Return the following lines and nothing else: the one holding "Extract the chart's" and all those after it in the records below, unchanged, minus any pictures.

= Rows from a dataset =
□ □ □

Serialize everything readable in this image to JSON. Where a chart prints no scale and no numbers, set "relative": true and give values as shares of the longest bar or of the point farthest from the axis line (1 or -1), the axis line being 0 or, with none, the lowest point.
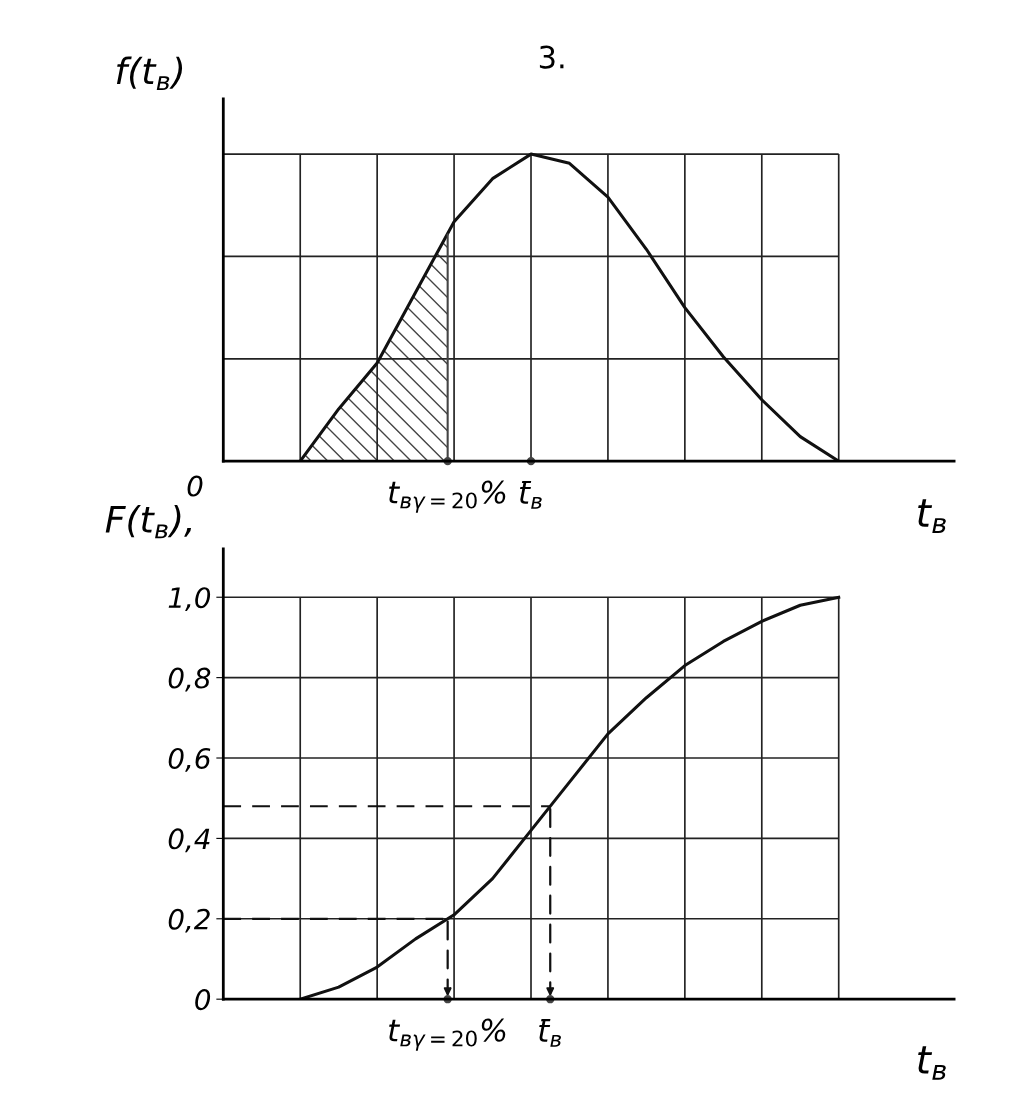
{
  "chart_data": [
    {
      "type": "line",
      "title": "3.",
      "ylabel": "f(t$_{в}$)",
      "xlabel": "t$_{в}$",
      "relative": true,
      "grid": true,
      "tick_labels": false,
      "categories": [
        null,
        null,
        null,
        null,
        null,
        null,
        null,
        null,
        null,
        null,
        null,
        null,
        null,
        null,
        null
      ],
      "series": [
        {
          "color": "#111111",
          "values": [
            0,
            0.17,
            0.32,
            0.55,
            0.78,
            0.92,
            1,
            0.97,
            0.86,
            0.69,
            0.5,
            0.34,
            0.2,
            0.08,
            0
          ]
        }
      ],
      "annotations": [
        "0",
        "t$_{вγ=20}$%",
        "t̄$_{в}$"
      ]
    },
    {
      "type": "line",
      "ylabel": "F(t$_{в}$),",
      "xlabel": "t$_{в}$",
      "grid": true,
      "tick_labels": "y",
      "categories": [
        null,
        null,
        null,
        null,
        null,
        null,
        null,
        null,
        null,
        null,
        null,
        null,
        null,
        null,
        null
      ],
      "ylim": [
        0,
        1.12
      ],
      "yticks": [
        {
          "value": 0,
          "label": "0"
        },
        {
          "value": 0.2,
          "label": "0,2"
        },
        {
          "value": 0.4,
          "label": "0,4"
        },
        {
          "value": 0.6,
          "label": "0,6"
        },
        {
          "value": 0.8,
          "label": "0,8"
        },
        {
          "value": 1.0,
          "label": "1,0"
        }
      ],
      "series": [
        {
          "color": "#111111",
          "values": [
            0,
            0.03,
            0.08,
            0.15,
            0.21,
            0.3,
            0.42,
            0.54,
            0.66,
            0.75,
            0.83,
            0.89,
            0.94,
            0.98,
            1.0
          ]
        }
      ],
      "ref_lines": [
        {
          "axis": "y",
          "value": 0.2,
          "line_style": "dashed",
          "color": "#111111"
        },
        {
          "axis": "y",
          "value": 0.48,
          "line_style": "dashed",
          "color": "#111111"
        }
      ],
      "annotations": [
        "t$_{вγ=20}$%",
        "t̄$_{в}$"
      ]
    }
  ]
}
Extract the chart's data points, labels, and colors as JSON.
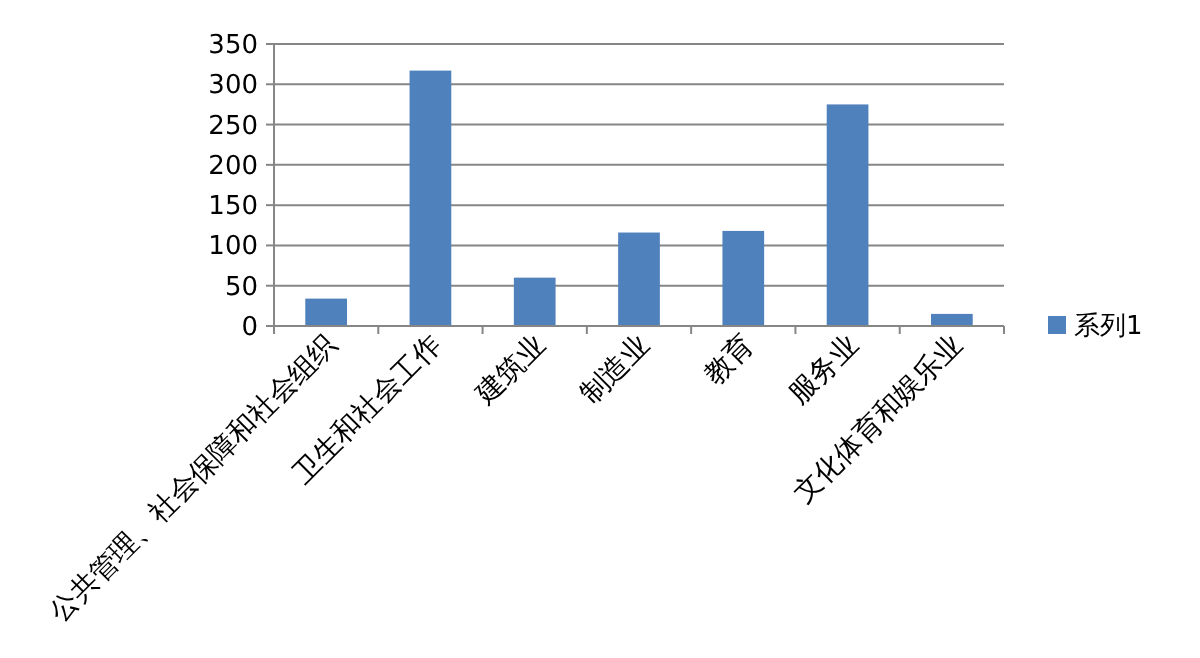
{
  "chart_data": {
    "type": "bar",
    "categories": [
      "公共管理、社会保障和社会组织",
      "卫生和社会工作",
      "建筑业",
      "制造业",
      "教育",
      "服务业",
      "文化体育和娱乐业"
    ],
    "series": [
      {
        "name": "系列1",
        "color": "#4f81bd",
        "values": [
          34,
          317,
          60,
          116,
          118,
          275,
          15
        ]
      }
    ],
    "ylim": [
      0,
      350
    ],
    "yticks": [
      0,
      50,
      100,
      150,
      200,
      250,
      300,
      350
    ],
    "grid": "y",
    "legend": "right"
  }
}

□ □ □

= Response below =
Extract the chart's data points, labels, and colors as JSON.
{
  "chart_data": {
    "type": "bar",
    "categories": [
      "公共管理、社会保障和社会组织",
      "卫生和社会工作",
      "建筑业",
      "制造业",
      "教育",
      "服务业",
      "文化体育和娱乐业"
    ],
    "series": [
      {
        "name": "系列1",
        "color": "#4f81bd",
        "values": [
          34,
          317,
          60,
          116,
          118,
          275,
          15
        ]
      }
    ],
    "ylim": [
      0,
      350
    ],
    "yticks": [
      0,
      50,
      100,
      150,
      200,
      250,
      300,
      350
    ],
    "grid": "y",
    "legend": "right"
  }
}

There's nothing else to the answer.